- [TASK TO COMPLETE] Extend the sales strategy notes on competitive advantage and the RADAR approach, picking up right after their last line.

— Start of DOCUMENT PASSAGE —

5. The Arsenal of Competitive Advantage

  • Porter’s three competitive advantages:
    • Value differentiated
    • Low-price vendor
    • Focused on a niche
  • Salesperson should:
    • Link competitive advantage to company’s strategic issues and to the agenda of right people at the company
    • Look beyond the product to the wider advantages of your complete solution, which includes your team, brand, and company. You can win if your product is second best as long as your solution is the best.
    • The role of marketing and product is to give sales as many advantages as possible
    • The role of sales is to link those advantages to the needs of the company and individuals

Section 2: The Solution: RADAR

6. RADAR

  • Goal is to concentrate resources on the most winnable prospects
  • Spreading yourself too thin wastes resources; doing 90% of what it takes to win results in zero results

7. Key 1 – Link Solutions to Pain or Gain

  • Participate in the definition of the requirements
  • Ask why something is a requirement if you don’t have it. It may have been tossed in without thought or as part of a personal agenda.
  • Discovering what the problem is that they’re trying to solve will help you disconnect irrelevant requirements from the process
  • Strategic vs. tactical pains
    • Pains felt by executives trump pains felt by operational level employees
    • Issues of strategy trump issues of tactics
  • Types of benefits:
    • Operational benefits
      • Ease of use, efficiency, technical purity, throughput, integration, functionality
      • If the decision will be made at the operational level, operational benefits may be all you need
    • Cultural benefits
    • Financial benefits
      • Make the invisible visible by creating a cost justification proposal that sets out the cost of doing nothing on a monthly basis
    • Political benefits
      • Pain often comes from the political embarrassment of the problem
    • Strategic benefits
      • Competitive advantage, market share, speed to market, litigation, culture, mergers and acquisitions
    • If you keep exploring the pain, you can go higher on the value chain

8. Key 2 – Qualify the Prospect

  • Assess:
    • Will they decide to buy from anyone?
    • What is the chance they’ll buy from us?

— End of DOCUMENT PASSAGE —
— Start of INFORMATION SUPPLIED —

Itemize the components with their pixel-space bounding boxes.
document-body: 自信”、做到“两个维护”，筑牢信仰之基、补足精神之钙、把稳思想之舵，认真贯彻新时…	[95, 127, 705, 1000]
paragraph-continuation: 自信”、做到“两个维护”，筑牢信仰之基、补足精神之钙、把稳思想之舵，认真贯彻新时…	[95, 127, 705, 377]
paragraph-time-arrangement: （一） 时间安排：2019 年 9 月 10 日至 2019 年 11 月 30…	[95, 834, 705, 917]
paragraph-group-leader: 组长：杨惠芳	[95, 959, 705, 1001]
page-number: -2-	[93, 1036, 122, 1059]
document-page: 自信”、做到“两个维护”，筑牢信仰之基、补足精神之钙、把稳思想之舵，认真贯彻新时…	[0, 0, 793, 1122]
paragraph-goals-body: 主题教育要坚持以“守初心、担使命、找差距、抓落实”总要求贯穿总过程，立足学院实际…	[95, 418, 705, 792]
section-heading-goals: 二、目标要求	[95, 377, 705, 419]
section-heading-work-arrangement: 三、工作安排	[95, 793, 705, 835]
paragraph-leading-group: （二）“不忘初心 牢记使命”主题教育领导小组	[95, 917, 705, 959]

— End of INFORMATION SUPPLIED —

- [IN RESPONSE]
    • How does the opportunity compare to the others I have?
    • How much work will it require?
  • Qualification is like playing poker. If you call the bet, you see one more card. Is it worth the investment to see the extra card?
  • Reasons to qualify out:
    • Can’t solve pain
    • No access to power
    • Decision making process is stacked against us
    • Don’t have the resources to pursue it well
    • Better opportunities elsewhere

9. Key 3 – Build Competitive Preference

  • Assess:
    • Can we win?
    • How?
    • If each person on the committee had to vote today, would they vote for us?
    • What are our differentiators?
    • How would the competition defeat us?
  • Positioning: Say it first
  • Controlling the point of entry
    • If a prospect contacts you, don’t necessarily rush to call that person back
    • You might prefer a different point of entry because the person who calls you may not have access to power, so pursue that different point of entry
    • If you get that different point of entry, ask for permission to keep the person in the loop
    • There’s a brief window early on in non-government accounts where you have some flexibility over who your primary point of contact is
  • Influence the issues
    • The customer may not really know what they want and may be looking for intelligent guidance
  • Steer the process
    • Suggest that the client add steps to the evaluation process that will highlight your strengths
  • Identify the influencers
  • Win their hearts before it starts
    • Overperform on the last sale

10. Key 4 – Determine the Decision Making Process

  • Key questions
    • How do they think they’ll decide?
    • How do you think they’ll decide?
      • What is the role of each person?
      • When will they decide?
      • What is the approval process?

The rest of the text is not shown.